**WHAT YOU WILL DO**:
• 1. Do the following statements agree with the classroom memoir? Answer yes or no for each and quote the words that decide it. (a) All of the teachers in the narrator's corridor were women. (b) The narrator used "hell-naw" as a signature phrase. (c) The narrator took a lap around the school during a lunch break.
• 2. Pick up the classroom memoir at its last sentence and continue it in the same first-person voice.

**READING PASSAGE**:

────────

When I was hired, two of the administrators joked to each other that I was assigned to “Beirut,” when I told them my classroom location. The experiences I had in that room and hallway did, in-fact unfold like it was indeed a war zone. I often went home with blood on my clothes from breaking up fights. All of the teachers in my corridor were women, and I would often have to disrupt the physical encounters of the much larger boys in and around their classrooms. I was always professional with them, however. I never spoke to the students in the manner that they spoke to each other–even though I had come from a similar environment, which had the same kind of dialect and colloquialisms. I looked down on the adults who cursed at the kids and berated them. Professionalism was one of the golden hallmarks in my paradigm of the educator. The teacher, and administrators were to be models of how to be, and how not to be. This was paramount for these students–especially since the student body was made up of mostly African-Americans and Hispanics. Outside of the school environment, students rarely interacted with adult versions of themselves. Where they shopped, ate, and spent their recreational time was, mostly, in the company of their age-group.  Odis and other minority students like him needed to see examples of how to be better than their environment. There was a solid line between informal dialogue and Standard American English, I tirelessly lectured the students. There was a place for both, and these environments did not overlap. I had crossed the line. I had lost control of my impulses. Now, of all the things that I had taught and modeled for them, that year, would be eclipsed by this incident. In their eyes, “The real Mr. Jeffries” had shown himself, and I was doomed to be held in that regard from that point-forward.

In the two years that passed, I elapsed into the same kind of dialect and dialogue that I had once condemned. I did not curse like a sailor, but I did employ the use of “hell-naw” as a signature phrase–much to the delight of the students. It had taken on a life of its own, and I was numb to all that it had meant before. One day after class, when I was particularly disillusioned by the apathy that was clouding my classroom, I decided to take a lap around the school during my off-period. I didn’t have to be at the door, greeting students or policing the hallway, while the students switched classes at that time, so I took advantage of this opportunity to clear the fog from my mind. As I walked by Mr. Taeneos’ room, my feed drifted into his doorway.

────────

**DATA LINES**:
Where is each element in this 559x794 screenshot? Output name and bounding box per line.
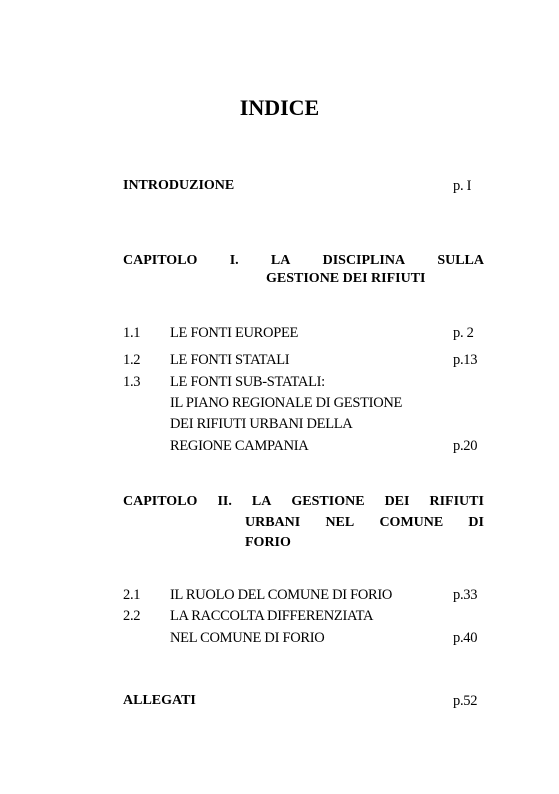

────────

**REPLIES**:
• 1.
(a) Yes: "All of the teachers in my corridor were women"
(b) Yes: "I did employ the use of “hell-naw” as a signature phrase"
(c) No: "I decided to take a lap around the school during my off-period"

• 2.
“Taenos.” I announced. “Might I have a word with you, good Sir?”

“Sure thing, Bro-tha!” he enunciated with his signature emphasis.

“Hey man. I’ve noticed that the things that used to bother me are starting not to bother me, anymore.

“Uh-huh”

“Yeah, like when I hear Mr. Parks [one of the assistant principals, mentioned earlier], curse the children out, I used to get upset, but now I find myself unbothered–and, at times, laughing at the way he handles the students. I even speak to the kids like he does, sometimes.

“I have one word for you, Sir: a-dap-ta-tion. You have adapted to your habitat.”

I looked at him as if he had just told me that a loved one had died.

“Yess-sir, Bro-tha! It happens to everybody. It inevitable. The good thing is that you have enough sense to recognize it. Most don’t. They think that they can just mosey on through Dante’s inferno, and remain untouched.” (We english teachers salvage every opportunity to make allusions to literature.)

I was stricken a state of unbelief: the first of the five-stages of grief: shock. 

“Man… I don’t even know what to do with that.”

“There’s nothing you can do,” he assures me. “Your only option is to accept it, or remove yourself from the environment.”

It was at that moment that the seeds of my decision to leave that school began to take root.

***

I was resolute. I kept my resume updated, but that was for the purposes of documenting my professional activities. Five years after I accepted my first assignment as a teacher, I was looking to leave the place I called home. I had sponsored the sophomore class, a literary society, the dance troupe, and the chess club, and now it was time to go. I had even survived the RIF. I saw my colleagues come to work, and then be called to the main office, where the assistant principal read from a script, and, at its conclusion, the attending police officer immediately escorted that teacher off campus. I saw the same thing happen to that very administrator at the end of the day! I lived through the weekly visits of the news anchors and their cameras, reporting the drama that unfolded from my school like an endless scroll. The apex of all of this, however, was what I noticed happening in me. The apathy of the students and the parents, accompanied with the disillusionment, created in my mind, was causing a change in me that I did not like. I was leaving that school. Things would be better in the suburbs, or in the charter school that had the three-year long waiting list. I would be treated better. Students would be surrounded by professionals. Apathy would not persist in those places, like it does in this ISD.   

I had just finished a letter to a charter school that I was particularly interested in, when a young lady knocked on my door. She came into my classroom like a strange visitor. Her face was wet. Her eyes, swollen with tears, which laced her soggy cheeks. I asked her what was wrong, and as if there were a note pressed between her teeth, she unfolded her lips and told me her secret. It felt as if she were gently placing little stones into my heart. Each stone was like a cornerstone to an upside down pyramid, and, within each pyramid, her lifeless body, but I also saw myself. Those stones buried me too, and I suffocated with her in my arms, her tears on my sleeve, my strength in her hands. We were both orphans, clothed with loneliness and sorrow. Her words cause me to feel the weight of my own shadow. This is how the day started. The school-bell rang, and this is how the end of spring began. Testing season.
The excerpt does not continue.